Stated problem:
Please output the part of the records that opens with the line containing "nav-label: Favorites (85, 201, 140, 215)" and closes with the line containing "search-input[interactable] (982, 164, 1152, 180)", copying each line exactly.

Stored records:
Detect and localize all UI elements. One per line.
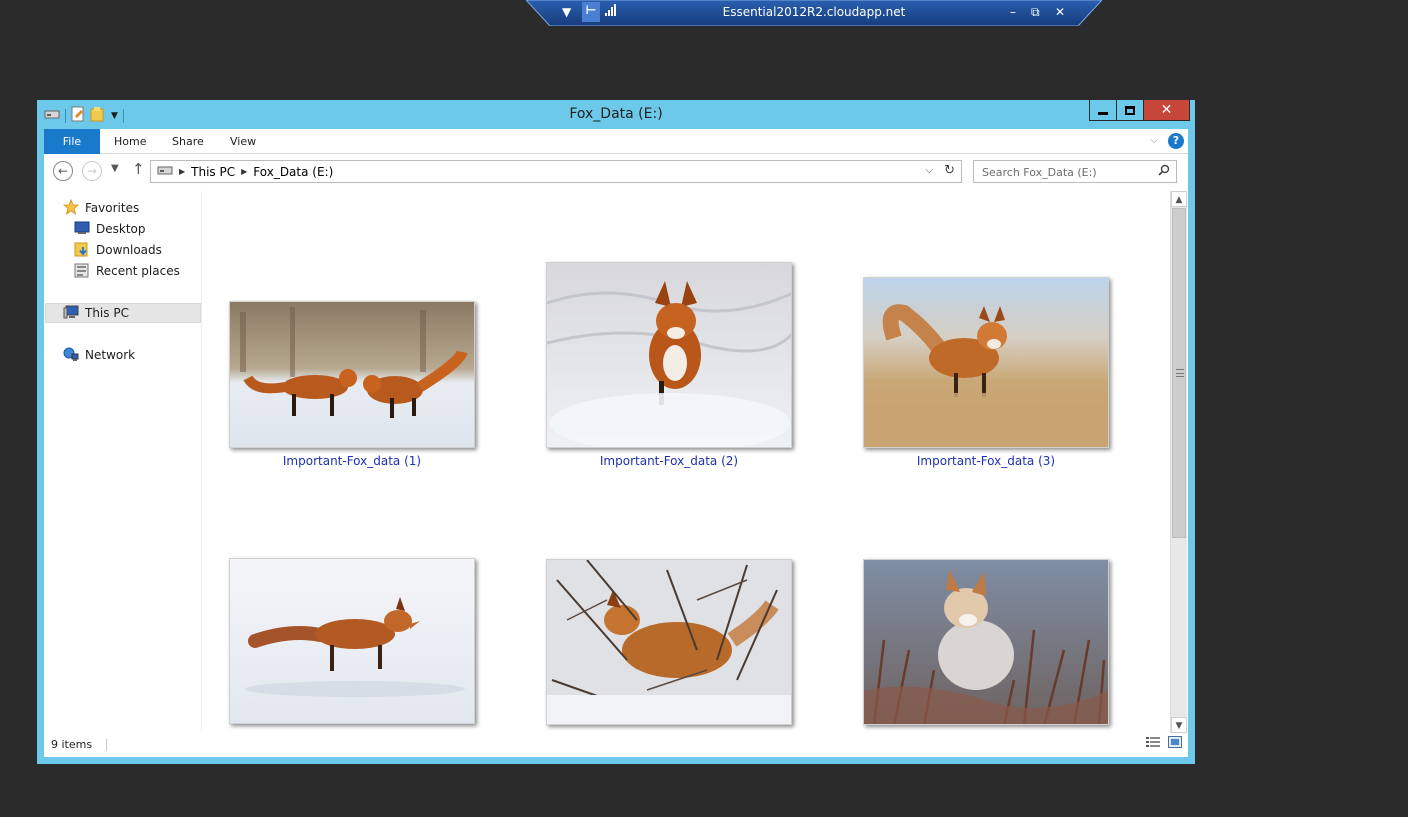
nav-label: Favorites (85, 201, 140, 215)
file-view[interactable]: Important-Fox_data (1) Important-Fox_dat… (204, 191, 1170, 731)
navigation-pane: Favorites Desktop Downloads Recent place… (44, 191, 202, 731)
file-thumbnail[interactable] (863, 559, 1109, 725)
nav-downloads[interactable]: Downloads (74, 240, 162, 260)
file-thumbnail[interactable] (863, 277, 1109, 448)
minimize-button[interactable] (1089, 100, 1117, 121)
vertical-scrollbar[interactable]: ▲ ▼ (1170, 191, 1187, 733)
navigation-row: ← → ▼ ↑ ▶ This PC ▶ Fox_Data (E:) ⌵ ↻ (44, 155, 1188, 187)
maximize-icon (1125, 105, 1135, 115)
window-body: File Home Share View ⌵ ? ← → ▼ ↑ ▶ This … (44, 129, 1188, 757)
scrollbar-thumb[interactable] (1172, 208, 1186, 538)
tab-view[interactable]: View (216, 129, 270, 154)
tab-file[interactable]: File (44, 129, 100, 154)
scroll-up-icon[interactable]: ▲ (1171, 191, 1187, 207)
view-switcher (1146, 736, 1182, 751)
expand-ribbon-icon[interactable]: ⌵ (1150, 135, 1158, 146)
star-icon (62, 198, 80, 218)
file-thumbnail[interactable] (546, 559, 792, 725)
restore-icon[interactable]: ⧉ (1031, 4, 1040, 20)
minimize-icon (1098, 111, 1108, 115)
help-icon[interactable]: ? (1168, 133, 1184, 149)
downloads-folder-icon (74, 241, 90, 260)
recent-places-icon (74, 262, 90, 281)
breadcrumb-this-pc[interactable]: This PC (191, 165, 235, 179)
fox-photo-image (864, 278, 1108, 447)
close-icon[interactable]: ✕ (1055, 4, 1065, 20)
file-name[interactable]: Important-Fox_data (1) (229, 454, 475, 468)
nav-desktop[interactable]: Desktop (74, 219, 146, 239)
details-view-icon[interactable] (1146, 736, 1160, 751)
search-box[interactable] (973, 160, 1177, 183)
status-divider (106, 739, 107, 751)
nav-label: Desktop (96, 222, 146, 236)
file-thumbnail[interactable] (546, 262, 792, 448)
search-input[interactable] (982, 164, 1152, 180)
item-count: 9 items (51, 738, 93, 751)
drive-icon (157, 164, 173, 179)
desktop-icon (74, 221, 90, 238)
tab-home[interactable]: Home (100, 129, 160, 154)
nav-label: Network (85, 348, 136, 362)
nav-network[interactable]: Network (63, 345, 135, 365)
breadcrumb-separator-icon[interactable]: ▶ (241, 167, 247, 176)
nav-recent-places[interactable]: Recent places (74, 261, 180, 281)
ribbon-tabs: File Home Share View ⌵ ? (44, 129, 1188, 154)
fox-photo-image (864, 560, 1108, 724)
arrow-left-icon: ← (57, 164, 69, 178)
title-bar[interactable]: ▼ Fox_Data (E:) ✕ (37, 100, 1195, 128)
file-thumbnail[interactable] (229, 301, 475, 448)
address-history-icon[interactable]: ⌵ (925, 165, 933, 176)
close-button[interactable]: ✕ (1144, 100, 1190, 121)
nav-this-pc[interactable]: This PC (45, 303, 201, 323)
recent-locations-icon[interactable]: ▼ (111, 163, 119, 174)
minimize-icon[interactable]: – (1010, 4, 1016, 20)
nav-label: Downloads (96, 243, 162, 257)
breadcrumb-fox-data[interactable]: Fox_Data (E:) (253, 165, 333, 179)
grip-icon (1176, 369, 1184, 377)
close-icon: ✕ (1160, 102, 1173, 118)
maximize-button[interactable] (1117, 100, 1144, 121)
nav-label: This PC (85, 306, 129, 320)
scroll-down-icon[interactable]: ▼ (1171, 717, 1187, 733)
nav-label: Recent places (96, 264, 180, 278)
address-bar[interactable]: ▶ This PC ▶ Fox_Data (E:) ⌵ ↻ (150, 160, 962, 183)
nav-favorites[interactable]: Favorites (62, 198, 140, 218)
up-arrow-icon[interactable]: ↑ (132, 160, 145, 178)
file-name[interactable]: Important-Fox_data (2) (546, 454, 792, 468)
breadcrumb-separator-icon[interactable]: ▶ (179, 167, 185, 176)
network-icon (63, 346, 79, 365)
large-icons-view-icon[interactable] (1168, 736, 1182, 751)
search-icon[interactable] (1158, 164, 1170, 179)
remote-connection-bar: ▼ ⊢ Essential2012R2.cloudapp.net – ⧉ ✕ (526, 0, 1102, 26)
status-bar: 9 items (44, 733, 1188, 757)
computer-icon (63, 305, 79, 322)
file-name[interactable]: Important-Fox_data (3) (863, 454, 1109, 468)
breadcrumb: ▶ This PC ▶ Fox_Data (E:) (157, 164, 333, 179)
arrow-right-icon: → (86, 164, 98, 178)
tab-share[interactable]: Share (158, 129, 218, 154)
explorer-window: ▼ Fox_Data (E:) ✕ File Home Share View ⌵… (37, 100, 1195, 764)
back-button[interactable]: ← (53, 161, 73, 181)
window-title: Fox_Data (E:) (569, 106, 663, 122)
fox-photo-image (547, 263, 791, 447)
fox-photo-image (230, 559, 474, 723)
fox-photo-image (547, 560, 791, 724)
fox-photo-image (230, 302, 474, 447)
forward-button[interactable]: → (82, 161, 102, 181)
file-thumbnail[interactable] (229, 558, 475, 724)
refresh-icon[interactable]: ↻ (944, 163, 955, 178)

Solution for this problem:
nav-label: Favorites (85, 201, 140, 215)
file-view[interactable]: Important-Fox_data (1) Important-Fox_dat… (204, 191, 1170, 731)
navigation-pane: Favorites Desktop Downloads Recent place… (44, 191, 202, 731)
file-thumbnail[interactable] (863, 559, 1109, 725)
nav-downloads[interactable]: Downloads (74, 240, 162, 260)
file-thumbnail[interactable] (863, 277, 1109, 448)
minimize-button[interactable] (1089, 100, 1117, 121)
vertical-scrollbar[interactable]: ▲ ▼ (1170, 191, 1187, 733)
navigation-row: ← → ▼ ↑ ▶ This PC ▶ Fox_Data (E:) ⌵ ↻ (44, 155, 1188, 187)
maximize-icon (1125, 105, 1135, 115)
window-body: File Home Share View ⌵ ? ← → ▼ ↑ ▶ This … (44, 129, 1188, 757)
scrollbar-thumb[interactable] (1172, 208, 1186, 538)
tab-view[interactable]: View (216, 129, 270, 154)
tab-file[interactable]: File (44, 129, 100, 154)
scroll-up-icon[interactable]: ▲ (1171, 191, 1187, 207)
view-switcher (1146, 736, 1182, 751)
expand-ribbon-icon[interactable]: ⌵ (1150, 135, 1158, 146)
star-icon (62, 198, 80, 218)
file-thumbnail[interactable] (546, 559, 792, 725)
restore-icon[interactable]: ⧉ (1031, 4, 1040, 20)
minimize-icon (1098, 111, 1108, 115)
help-icon[interactable]: ? (1168, 133, 1184, 149)
downloads-folder-icon (74, 241, 90, 260)
recent-places-icon (74, 262, 90, 281)
breadcrumb-this-pc[interactable]: This PC (191, 165, 235, 179)
fox-photo-image (864, 278, 1108, 447)
close-icon[interactable]: ✕ (1055, 4, 1065, 20)
file-name[interactable]: Important-Fox_data (1) (229, 454, 475, 468)
nav-desktop[interactable]: Desktop (74, 219, 146, 239)
details-view-icon[interactable] (1146, 736, 1160, 751)
search-box[interactable] (973, 160, 1177, 183)
status-divider (106, 739, 107, 751)
nav-label: Desktop (96, 222, 146, 236)
file-thumbnail[interactable] (546, 262, 792, 448)
search-input[interactable] (982, 164, 1152, 180)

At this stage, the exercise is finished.